◆ **Directions for this task**:
Transcribe all the entries word for word, omitting any pictures they contain.

◆ **Data supplied**:
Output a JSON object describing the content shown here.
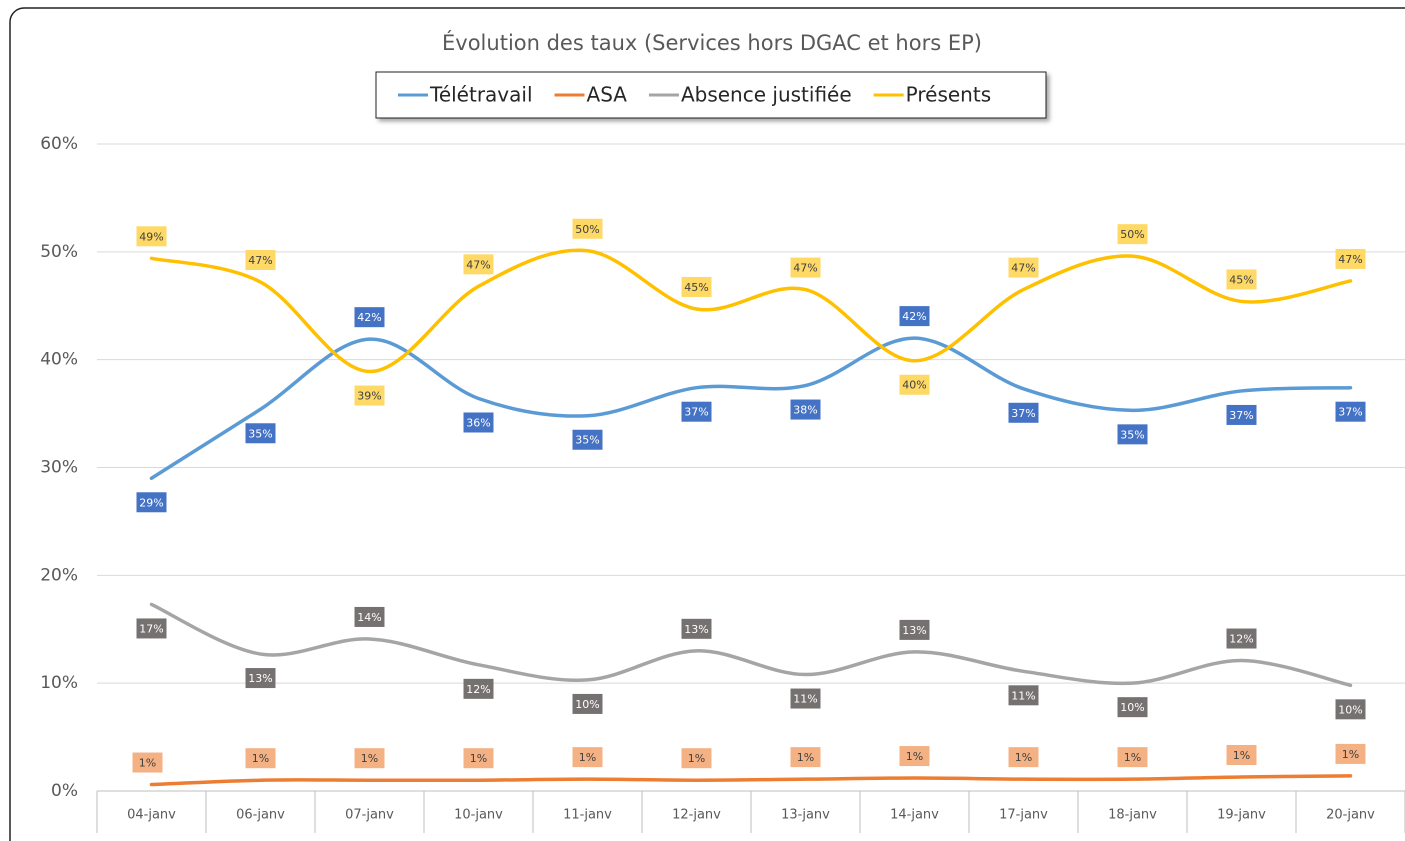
{
  "chart_data": {
    "type": "line",
    "title": "Évolution des taux (Services hors DGAC et hors EP)",
    "categories": [
      "04-janv",
      "06-janv",
      "07-janv",
      "10-janv",
      "11-janv",
      "12-janv",
      "13-janv",
      "14-janv",
      "17-janv",
      "18-janv",
      "19-janv",
      "20-janv"
    ],
    "series": [
      {
        "name": "Télétravail",
        "color": "#5b9bd5",
        "values": [
          29.0,
          35.4,
          41.9,
          36.4,
          34.8,
          37.4,
          37.6,
          42.0,
          37.3,
          35.3,
          37.1,
          37.4
        ],
        "value_labels": [
          "29%",
          "35%",
          "42%",
          "36%",
          "35%",
          "37%",
          "38%",
          "42%",
          "37%",
          "35%",
          "37%",
          "37%"
        ]
      },
      {
        "name": "ASA",
        "color": "#ed7d31",
        "values": [
          0.6,
          1.0,
          1.0,
          1.0,
          1.1,
          1.0,
          1.1,
          1.2,
          1.1,
          1.1,
          1.3,
          1.4
        ],
        "value_labels": [
          "1%",
          "1%",
          "1%",
          "1%",
          "1%",
          "1%",
          "1%",
          "1%",
          "1%",
          "1%",
          "1%",
          "1%"
        ]
      },
      {
        "name": "Absence justifiée",
        "color": "#a5a5a5",
        "values": [
          17.3,
          12.7,
          14.1,
          11.7,
          10.3,
          13.0,
          10.8,
          12.9,
          11.1,
          10.0,
          12.1,
          9.8
        ],
        "value_labels": [
          "17%",
          "13%",
          "14%",
          "12%",
          "10%",
          "13%",
          "11%",
          "13%",
          "11%",
          "10%",
          "12%",
          "10%"
        ]
      },
      {
        "name": "Présents",
        "color": "#ffc000",
        "values": [
          49.4,
          47.2,
          38.9,
          46.8,
          50.1,
          44.7,
          46.5,
          39.9,
          46.5,
          49.6,
          45.4,
          47.3
        ],
        "value_labels": [
          "49%",
          "47%",
          "39%",
          "47%",
          "50%",
          "45%",
          "47%",
          "40%",
          "47%",
          "50%",
          "45%",
          "47%"
        ]
      }
    ],
    "ylim": [
      0,
      60
    ],
    "yticks": [
      {
        "value": 0,
        "label": "0%"
      },
      {
        "value": 10,
        "label": "10%"
      },
      {
        "value": 20,
        "label": "20%"
      },
      {
        "value": 30,
        "label": "30%"
      },
      {
        "value": 40,
        "label": "40%"
      },
      {
        "value": 50,
        "label": "50%"
      },
      {
        "value": 60,
        "label": "60%"
      }
    ],
    "grid": true,
    "legend": "top",
    "smooth": true
  }
}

◆ **The response**:
Output a JSON object describing the content shown here.
{
  "chart_data": {
    "type": "line",
    "title": "Évolution des taux (Services hors DGAC et hors EP)",
    "categories": [
      "04-janv",
      "06-janv",
      "07-janv",
      "10-janv",
      "11-janv",
      "12-janv",
      "13-janv",
      "14-janv",
      "17-janv",
      "18-janv",
      "19-janv",
      "20-janv"
    ],
    "series": [
      {
        "name": "Télétravail",
        "color": "#5b9bd5",
        "values": [
          29.0,
          35.4,
          41.9,
          36.4,
          34.8,
          37.4,
          37.6,
          42.0,
          37.3,
          35.3,
          37.1,
          37.4
        ],
        "value_labels": [
          "29%",
          "35%",
          "42%",
          "36%",
          "35%",
          "37%",
          "38%",
          "42%",
          "37%",
          "35%",
          "37%",
          "37%"
        ]
      },
      {
        "name": "ASA",
        "color": "#ed7d31",
        "values": [
          0.6,
          1.0,
          1.0,
          1.0,
          1.1,
          1.0,
          1.1,
          1.2,
          1.1,
          1.1,
          1.3,
          1.4
        ],
        "value_labels": [
          "1%",
          "1%",
          "1%",
          "1%",
          "1%",
          "1%",
          "1%",
          "1%",
          "1%",
          "1%",
          "1%",
          "1%"
        ]
      },
      {
        "name": "Absence justifiée",
        "color": "#a5a5a5",
        "values": [
          17.3,
          12.7,
          14.1,
          11.7,
          10.3,
          13.0,
          10.8,
          12.9,
          11.1,
          10.0,
          12.1,
          9.8
        ],
        "value_labels": [
          "17%",
          "13%",
          "14%",
          "12%",
          "10%",
          "13%",
          "11%",
          "13%",
          "11%",
          "10%",
          "12%",
          "10%"
        ]
      },
      {
        "name": "Présents",
        "color": "#ffc000",
        "values": [
          49.4,
          47.2,
          38.9,
          46.8,
          50.1,
          44.7,
          46.5,
          39.9,
          46.5,
          49.6,
          45.4,
          47.3
        ],
        "value_labels": [
          "49%",
          "47%",
          "39%",
          "47%",
          "50%",
          "45%",
          "47%",
          "40%",
          "47%",
          "50%",
          "45%",
          "47%"
        ]
      }
    ],
    "ylim": [
      0,
      60
    ],
    "yticks": [
      {
        "value": 0,
        "label": "0%"
      },
      {
        "value": 10,
        "label": "10%"
      },
      {
        "value": 20,
        "label": "20%"
      },
      {
        "value": 30,
        "label": "30%"
      },
      {
        "value": 40,
        "label": "40%"
      },
      {
        "value": 50,
        "label": "50%"
      },
      {
        "value": 60,
        "label": "60%"
      }
    ],
    "grid": true,
    "legend": "top",
    "smooth": true
  }
}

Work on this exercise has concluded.